▶ _Challenge_
Restate the listing that follows word for word, without its pictures.

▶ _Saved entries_
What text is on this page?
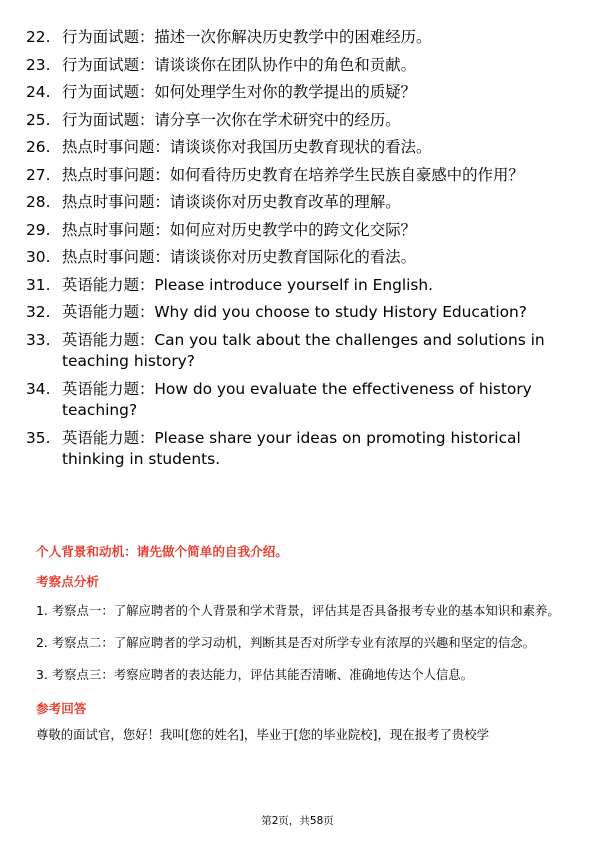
22. 行为面试题：描述一次你解决历史教学中的困难经历。
23. 行为面试题：请谈谈你在团队协作中的角色和贡献。
24. 行为面试题：如何处理学生对你的教学提出的质疑？
25. 行为面试题：请分享一次你在学术研究中的经历。
26. 热点时事问题：请谈谈你对我国历史教育现状的看法。
27. 热点时事问题：如何看待历史教育在培养学生民族自豪感中的作用？
28. 热点时事问题：请谈谈你对历史教育改革的理解。
29. 热点时事问题：如何应对历史教学中的跨文化交际？
30. 热点时事问题：请谈谈你对历史教育国际化的看法。
31. 英语能力题：Please introduce yourself in English.
32. 英语能力题：Why did you choose to study History Education?
33. 英语能力题：Can you talk about the challenges and solutions in teaching history?
34. 英语能力题：How do you evaluate the effectiveness of history teaching?
35. 英语能力题：Please share your ideas on promoting historical thinking in students.
个人背景和动机：请先做个简单的自我介绍。
考察点分析
1. 考察点一：了解应聘者的个人背景和学术背景，评估其是否具备报考专业的基本知识和素养。
2. 考察点二：了解应聘者的学习动机，判断其是否对所学专业有浓厚的兴趣和坚定的信念。
3. 考察点三：考察应聘者的表达能力，评估其能否清晰、准确地传达个人信息。
参考回答
尊敬的面试官，您好！我叫[您的姓名]，毕业于[您的毕业院校]，现在报考了贵校学
第2页，共58页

▶ _Exercise output_
What text is on this page?
22. 行为面试题：描述一次你解决历史教学中的困难经历。
23. 行为面试题：请谈谈你在团队协作中的角色和贡献。
24. 行为面试题：如何处理学生对你的教学提出的质疑？
25. 行为面试题：请分享一次你在学术研究中的经历。
26. 热点时事问题：请谈谈你对我国历史教育现状的看法。
27. 热点时事问题：如何看待历史教育在培养学生民族自豪感中的作用？
28. 热点时事问题：请谈谈你对历史教育改革的理解。
29. 热点时事问题：如何应对历史教学中的跨文化交际？
30. 热点时事问题：请谈谈你对历史教育国际化的看法。
31. 英语能力题：Please introduce yourself in English.
32. 英语能力题：Why did you choose to study History Education?
33. 英语能力题：Can you talk about the challenges and solutions in teaching history?
34. 英语能力题：How do you evaluate the effectiveness of history teaching?
35. 英语能力题：Please share your ideas on promoting historical thinking in students.
个人背景和动机：请先做个简单的自我介绍。
考察点分析
1. 考察点一：了解应聘者的个人背景和学术背景，评估其是否具备报考专业的基本知识和素养。
2. 考察点二：了解应聘者的学习动机，判断其是否对所学专业有浓厚的兴趣和坚定的信念。
3. 考察点三：考察应聘者的表达能力，评估其能否清晰、准确地传达个人信息。
参考回答
尊敬的面试官，您好！我叫[您的姓名]，毕业于[您的毕业院校]，现在报考了贵校学
第2页，共58页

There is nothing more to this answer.